Task description
Extract the line that contains "Extract all readable text from this page." and every line after it to the end of the records below, exactly as written and nothing else.

[start]

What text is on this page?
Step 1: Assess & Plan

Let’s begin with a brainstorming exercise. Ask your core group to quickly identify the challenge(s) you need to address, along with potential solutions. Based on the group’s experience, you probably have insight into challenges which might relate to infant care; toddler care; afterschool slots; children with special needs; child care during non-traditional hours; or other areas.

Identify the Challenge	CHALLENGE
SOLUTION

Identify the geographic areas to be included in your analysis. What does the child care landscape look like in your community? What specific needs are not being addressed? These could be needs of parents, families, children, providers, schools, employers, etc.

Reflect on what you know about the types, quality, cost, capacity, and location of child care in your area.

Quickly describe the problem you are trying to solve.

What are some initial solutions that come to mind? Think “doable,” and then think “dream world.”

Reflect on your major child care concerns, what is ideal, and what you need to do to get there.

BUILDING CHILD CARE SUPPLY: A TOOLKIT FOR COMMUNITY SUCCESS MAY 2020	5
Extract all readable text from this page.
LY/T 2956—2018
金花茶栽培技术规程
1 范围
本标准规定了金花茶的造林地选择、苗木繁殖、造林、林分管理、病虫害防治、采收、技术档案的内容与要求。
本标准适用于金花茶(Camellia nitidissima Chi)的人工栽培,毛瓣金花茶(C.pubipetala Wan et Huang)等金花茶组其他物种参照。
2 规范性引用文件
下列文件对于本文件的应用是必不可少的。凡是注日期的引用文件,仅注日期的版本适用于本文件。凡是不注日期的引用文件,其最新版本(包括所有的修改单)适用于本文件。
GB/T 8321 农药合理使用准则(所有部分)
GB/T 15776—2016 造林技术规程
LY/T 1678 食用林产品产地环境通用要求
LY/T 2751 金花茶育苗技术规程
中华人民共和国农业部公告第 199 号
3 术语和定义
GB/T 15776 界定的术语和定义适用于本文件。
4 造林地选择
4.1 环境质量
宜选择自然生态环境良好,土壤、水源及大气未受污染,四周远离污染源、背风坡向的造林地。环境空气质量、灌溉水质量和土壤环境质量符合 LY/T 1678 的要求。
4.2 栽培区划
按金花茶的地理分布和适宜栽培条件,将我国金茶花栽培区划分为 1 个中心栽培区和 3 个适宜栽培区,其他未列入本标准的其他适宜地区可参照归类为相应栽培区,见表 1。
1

[end]

Task solution
Extract all readable text from this page.
LY/T 2956—2018
金花茶栽培技术规程
1 范围
本标准规定了金花茶的造林地选择、苗木繁殖、造林、林分管理、病虫害防治、采收、技术档案的内容与要求。
本标准适用于金花茶(Camellia nitidissima Chi)的人工栽培,毛瓣金花茶(C.pubipetala Wan et Huang)等金花茶组其他物种参照。
2 规范性引用文件
下列文件对于本文件的应用是必不可少的。凡是注日期的引用文件,仅注日期的版本适用于本文件。凡是不注日期的引用文件,其最新版本(包括所有的修改单)适用于本文件。
GB/T 8321 农药合理使用准则(所有部分)
GB/T 15776—2016 造林技术规程
LY/T 1678 食用林产品产地环境通用要求
LY/T 2751 金花茶育苗技术规程
中华人民共和国农业部公告第 199 号
3 术语和定义
GB/T 15776 界定的术语和定义适用于本文件。
4 造林地选择
4.1 环境质量
宜选择自然生态环境良好,土壤、水源及大气未受污染,四周远离污染源、背风坡向的造林地。环境空气质量、灌溉水质量和土壤环境质量符合 LY/T 1678 的要求。
4.2 栽培区划
按金花茶的地理分布和适宜栽培条件,将我国金茶花栽培区划分为 1 个中心栽培区和 3 个适宜栽培区,其他未列入本标准的其他适宜地区可参照归类为相应栽培区,见表 1。
1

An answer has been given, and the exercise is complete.